**Chart and figure data**
= = = =
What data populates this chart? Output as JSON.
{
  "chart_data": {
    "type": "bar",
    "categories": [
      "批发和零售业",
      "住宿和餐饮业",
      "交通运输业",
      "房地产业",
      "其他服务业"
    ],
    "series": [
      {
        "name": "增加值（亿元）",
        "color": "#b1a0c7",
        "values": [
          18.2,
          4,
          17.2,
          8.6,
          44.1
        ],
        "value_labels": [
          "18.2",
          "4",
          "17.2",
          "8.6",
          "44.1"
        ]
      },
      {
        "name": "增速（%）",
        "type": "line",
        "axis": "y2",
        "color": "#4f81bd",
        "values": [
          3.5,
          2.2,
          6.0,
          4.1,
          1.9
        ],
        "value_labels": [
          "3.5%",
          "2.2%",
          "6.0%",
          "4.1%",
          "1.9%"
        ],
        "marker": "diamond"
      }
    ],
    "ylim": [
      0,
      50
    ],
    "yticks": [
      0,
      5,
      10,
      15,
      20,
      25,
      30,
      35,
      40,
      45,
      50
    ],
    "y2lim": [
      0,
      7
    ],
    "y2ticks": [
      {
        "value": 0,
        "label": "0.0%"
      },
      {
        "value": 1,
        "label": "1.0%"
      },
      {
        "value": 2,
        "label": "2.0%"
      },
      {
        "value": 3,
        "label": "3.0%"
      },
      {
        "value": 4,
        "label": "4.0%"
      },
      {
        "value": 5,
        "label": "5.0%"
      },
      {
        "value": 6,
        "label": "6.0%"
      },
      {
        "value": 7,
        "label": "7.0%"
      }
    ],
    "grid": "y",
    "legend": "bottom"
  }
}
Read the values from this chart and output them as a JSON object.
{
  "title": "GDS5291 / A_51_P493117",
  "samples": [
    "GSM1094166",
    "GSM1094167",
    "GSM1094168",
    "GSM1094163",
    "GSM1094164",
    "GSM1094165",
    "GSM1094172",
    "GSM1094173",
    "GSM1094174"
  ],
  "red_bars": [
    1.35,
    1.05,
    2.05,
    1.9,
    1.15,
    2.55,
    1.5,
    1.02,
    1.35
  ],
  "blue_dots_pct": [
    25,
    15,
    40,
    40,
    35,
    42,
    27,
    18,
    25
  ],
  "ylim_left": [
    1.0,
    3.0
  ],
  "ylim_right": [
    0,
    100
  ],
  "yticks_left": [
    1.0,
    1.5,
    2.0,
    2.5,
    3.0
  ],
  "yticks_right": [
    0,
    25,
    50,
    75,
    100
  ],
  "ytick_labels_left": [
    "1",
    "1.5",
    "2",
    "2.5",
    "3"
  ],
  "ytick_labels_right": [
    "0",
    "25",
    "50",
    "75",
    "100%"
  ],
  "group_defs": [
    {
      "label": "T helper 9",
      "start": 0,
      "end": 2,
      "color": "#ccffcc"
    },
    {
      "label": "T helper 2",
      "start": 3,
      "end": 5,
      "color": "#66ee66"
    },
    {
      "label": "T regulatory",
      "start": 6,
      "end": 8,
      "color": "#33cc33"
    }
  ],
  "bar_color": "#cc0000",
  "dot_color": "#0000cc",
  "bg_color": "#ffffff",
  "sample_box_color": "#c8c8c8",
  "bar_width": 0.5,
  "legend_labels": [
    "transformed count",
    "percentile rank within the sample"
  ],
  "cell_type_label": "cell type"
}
= = = =
**Exercise**
Reproduce exactly the lines from the one with "Read the values" through the end of the entries above, both ends included.

**Solution for this task**
Read the values from this chart and output them as a JSON object.
{
  "title": "GDS5291 / A_51_P493117",
  "samples": [
    "GSM1094166",
    "GSM1094167",
    "GSM1094168",
    "GSM1094163",
    "GSM1094164",
    "GSM1094165",
    "GSM1094172",
    "GSM1094173",
    "GSM1094174"
  ],
  "red_bars": [
    1.35,
    1.05,
    2.05,
    1.9,
    1.15,
    2.55,
    1.5,
    1.02,
    1.35
  ],
  "blue_dots_pct": [
    25,
    15,
    40,
    40,
    35,
    42,
    27,
    18,
    25
  ],
  "ylim_left": [
    1.0,
    3.0
  ],
  "ylim_right": [
    0,
    100
  ],
  "yticks_left": [
    1.0,
    1.5,
    2.0,
    2.5,
    3.0
  ],
  "yticks_right": [
    0,
    25,
    50,
    75,
    100
  ],
  "ytick_labels_left": [
    "1",
    "1.5",
    "2",
    "2.5",
    "3"
  ],
  "ytick_labels_right": [
    "0",
    "25",
    "50",
    "75",
    "100%"
  ],
  "group_defs": [
    {
      "label": "T helper 9",
      "start": 0,
      "end": 2,
      "color": "#ccffcc"
    },
    {
      "label": "T helper 2",
      "start": 3,
      "end": 5,
      "color": "#66ee66"
    },
    {
      "label": "T regulatory",
      "start": 6,
      "end": 8,
      "color": "#33cc33"
    }
  ],
  "bar_color": "#cc0000",
  "dot_color": "#0000cc",
  "bg_color": "#ffffff",
  "sample_box_color": "#c8c8c8",
  "bar_width": 0.5,
  "legend_labels": [
    "transformed count",
    "percentile rank within the sample"
  ],
  "cell_type_label": "cell type"
}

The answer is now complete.